* TASK INSTRUCTIONS: Please output every line of the material as it stands, without the pictures.

* INPUT FOR THIS TASK:
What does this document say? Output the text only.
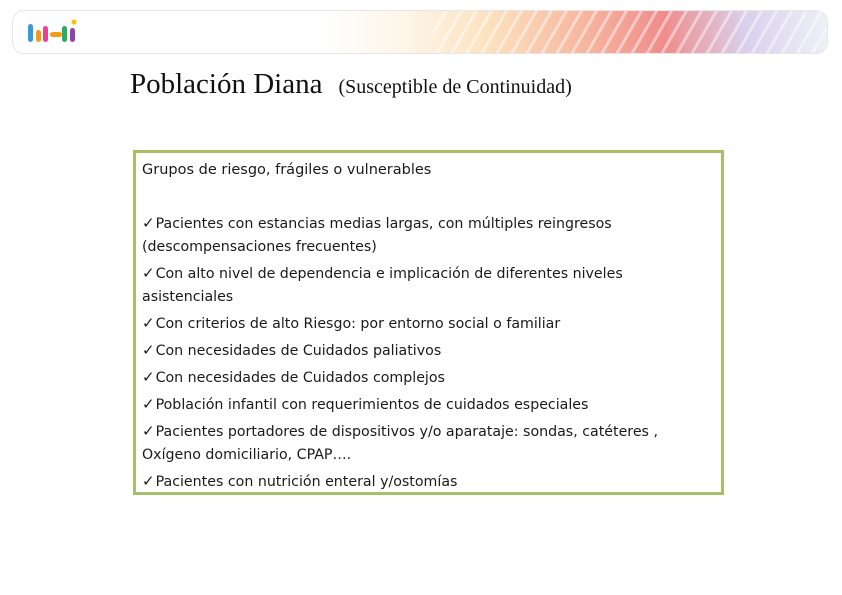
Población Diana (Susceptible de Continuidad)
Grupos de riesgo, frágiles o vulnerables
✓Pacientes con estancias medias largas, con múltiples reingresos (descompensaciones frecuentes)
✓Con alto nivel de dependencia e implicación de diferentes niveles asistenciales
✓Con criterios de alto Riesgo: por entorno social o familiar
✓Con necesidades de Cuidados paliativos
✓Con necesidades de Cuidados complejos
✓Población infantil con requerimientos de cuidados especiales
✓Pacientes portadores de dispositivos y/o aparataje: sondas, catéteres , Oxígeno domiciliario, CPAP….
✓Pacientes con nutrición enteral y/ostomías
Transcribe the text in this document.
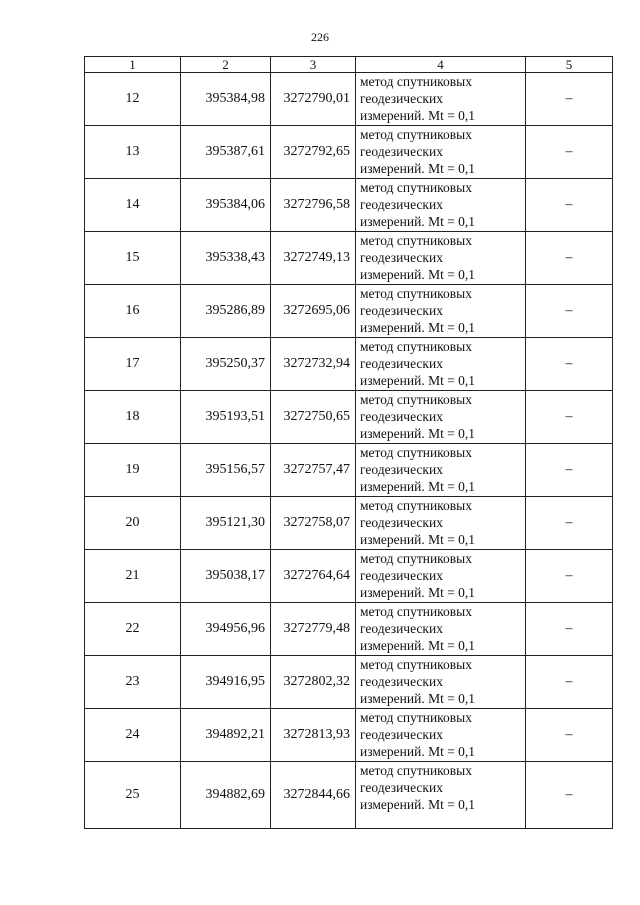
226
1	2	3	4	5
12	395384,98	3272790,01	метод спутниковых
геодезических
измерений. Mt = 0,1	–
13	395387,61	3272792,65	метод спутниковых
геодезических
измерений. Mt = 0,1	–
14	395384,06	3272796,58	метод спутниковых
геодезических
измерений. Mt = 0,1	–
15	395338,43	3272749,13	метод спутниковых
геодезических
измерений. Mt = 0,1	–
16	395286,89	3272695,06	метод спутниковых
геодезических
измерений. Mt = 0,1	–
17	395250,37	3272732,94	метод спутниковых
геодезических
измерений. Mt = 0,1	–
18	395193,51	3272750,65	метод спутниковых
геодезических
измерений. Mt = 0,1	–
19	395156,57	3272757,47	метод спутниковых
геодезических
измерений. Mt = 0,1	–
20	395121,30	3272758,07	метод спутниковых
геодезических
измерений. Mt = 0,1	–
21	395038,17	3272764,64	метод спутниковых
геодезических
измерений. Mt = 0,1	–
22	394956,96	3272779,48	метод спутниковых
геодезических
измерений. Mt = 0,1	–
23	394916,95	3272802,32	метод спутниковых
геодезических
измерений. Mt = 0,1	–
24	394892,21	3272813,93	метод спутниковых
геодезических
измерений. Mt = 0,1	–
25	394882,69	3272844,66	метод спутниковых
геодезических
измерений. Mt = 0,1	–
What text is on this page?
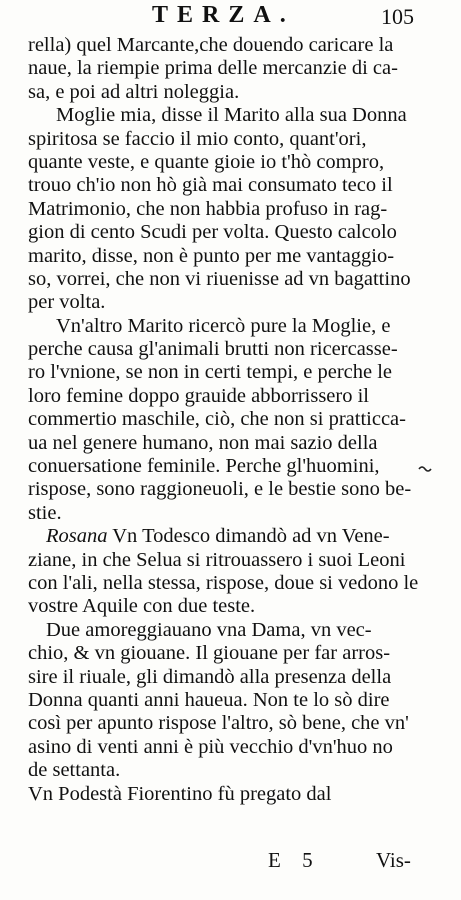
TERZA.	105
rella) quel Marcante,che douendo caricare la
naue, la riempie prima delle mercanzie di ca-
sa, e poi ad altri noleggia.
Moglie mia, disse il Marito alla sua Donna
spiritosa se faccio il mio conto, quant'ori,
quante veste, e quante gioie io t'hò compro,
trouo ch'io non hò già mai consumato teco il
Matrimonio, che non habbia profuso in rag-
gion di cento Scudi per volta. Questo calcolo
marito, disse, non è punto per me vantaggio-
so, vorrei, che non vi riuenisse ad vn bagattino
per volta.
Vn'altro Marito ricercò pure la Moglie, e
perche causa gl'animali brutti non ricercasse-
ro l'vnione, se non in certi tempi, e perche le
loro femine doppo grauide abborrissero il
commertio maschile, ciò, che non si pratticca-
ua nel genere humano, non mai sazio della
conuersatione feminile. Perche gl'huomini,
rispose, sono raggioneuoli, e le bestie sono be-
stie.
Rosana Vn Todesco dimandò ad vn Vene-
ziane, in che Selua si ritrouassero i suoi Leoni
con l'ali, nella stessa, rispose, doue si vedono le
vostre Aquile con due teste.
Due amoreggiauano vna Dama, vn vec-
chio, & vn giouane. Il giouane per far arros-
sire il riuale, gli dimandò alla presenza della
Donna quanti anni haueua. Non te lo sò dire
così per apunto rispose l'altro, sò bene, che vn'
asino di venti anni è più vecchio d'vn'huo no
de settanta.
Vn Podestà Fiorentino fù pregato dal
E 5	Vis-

* EXERCISE SOLUTION:
What does this document say? Output the text only.
Población Diana (Susceptible de Continuidad)
Grupos de riesgo, frágiles o vulnerables
✓Pacientes con estancias medias largas, con múltiples reingresos (descompensaciones frecuentes)
✓Con alto nivel de dependencia e implicación de diferentes niveles asistenciales
✓Con criterios de alto Riesgo: por entorno social o familiar
✓Con necesidades de Cuidados paliativos
✓Con necesidades de Cuidados complejos
✓Población infantil con requerimientos de cuidados especiales
✓Pacientes portadores de dispositivos y/o aparataje: sondas, catéteres , Oxígeno domiciliario, CPAP….
✓Pacientes con nutrición enteral y/ostomías
Transcribe the text in this document.
226
1	2	3	4	5
12	395384,98	3272790,01	метод спутниковых
геодезических
измерений. Mt = 0,1	–
13	395387,61	3272792,65	метод спутниковых
геодезических
измерений. Mt = 0,1	–
14	395384,06	3272796,58	метод спутниковых
геодезических
измерений. Mt = 0,1	–
15	395338,43	3272749,13	метод спутниковых
геодезических
измерений. Mt = 0,1	–
16	395286,89	3272695,06	метод спутниковых
геодезических
измерений. Mt = 0,1	–
17	395250,37	3272732,94	метод спутниковых
геодезических
измерений. Mt = 0,1	–
18	395193,51	3272750,65	метод спутниковых
геодезических
измерений. Mt = 0,1	–
19	395156,57	3272757,47	метод спутниковых
геодезических
измерений. Mt = 0,1	–
20	395121,30	3272758,07	метод спутниковых
геодезических
измерений. Mt = 0,1	–
21	395038,17	3272764,64	метод спутниковых
геодезических
измерений. Mt = 0,1	–
22	394956,96	3272779,48	метод спутниковых
геодезических
измерений. Mt = 0,1	–
23	394916,95	3272802,32	метод спутниковых
геодезических
измерений. Mt = 0,1	–
24	394892,21	3272813,93	метод спутниковых
геодезических
измерений. Mt = 0,1	–
25	394882,69	3272844,66	метод спутниковых
геодезических
измерений. Mt = 0,1	–
What text is on this page?
TERZA.	105
rella) quel Marcante,che douendo caricare la
naue, la riempie prima delle mercanzie di ca-
sa, e poi ad altri noleggia.
Moglie mia, disse il Marito alla sua Donna
spiritosa se faccio il mio conto, quant'ori,
quante veste, e quante gioie io t'hò compro,
trouo ch'io non hò già mai consumato teco il
Matrimonio, che non habbia profuso in rag-
gion di cento Scudi per volta. Questo calcolo
marito, disse, non è punto per me vantaggio-
so, vorrei, che non vi riuenisse ad vn bagattino
per volta.
Vn'altro Marito ricercò pure la Moglie, e
perche causa gl'animali brutti non ricercasse-
ro l'vnione, se non in certi tempi, e perche le
loro femine doppo grauide abborrissero il
commertio maschile, ciò, che non si pratticca-
ua nel genere humano, non mai sazio della
conuersatione feminile. Perche gl'huomini,
rispose, sono raggioneuoli, e le bestie sono be-
stie.
Rosana Vn Todesco dimandò ad vn Vene-
ziane, in che Selua si ritrouassero i suoi Leoni
con l'ali, nella stessa, rispose, doue si vedono le
vostre Aquile con due teste.
Due amoreggiauano vna Dama, vn vec-
chio, & vn giouane. Il giouane per far arros-
sire il riuale, gli dimandò alla presenza della
Donna quanti anni haueua. Non te lo sò dire
così per apunto rispose l'altro, sò bene, che vn'
asino di venti anni è più vecchio d'vn'huo no
de settanta.
Vn Podestà Fiorentino fù pregato dal
E 5	Vis-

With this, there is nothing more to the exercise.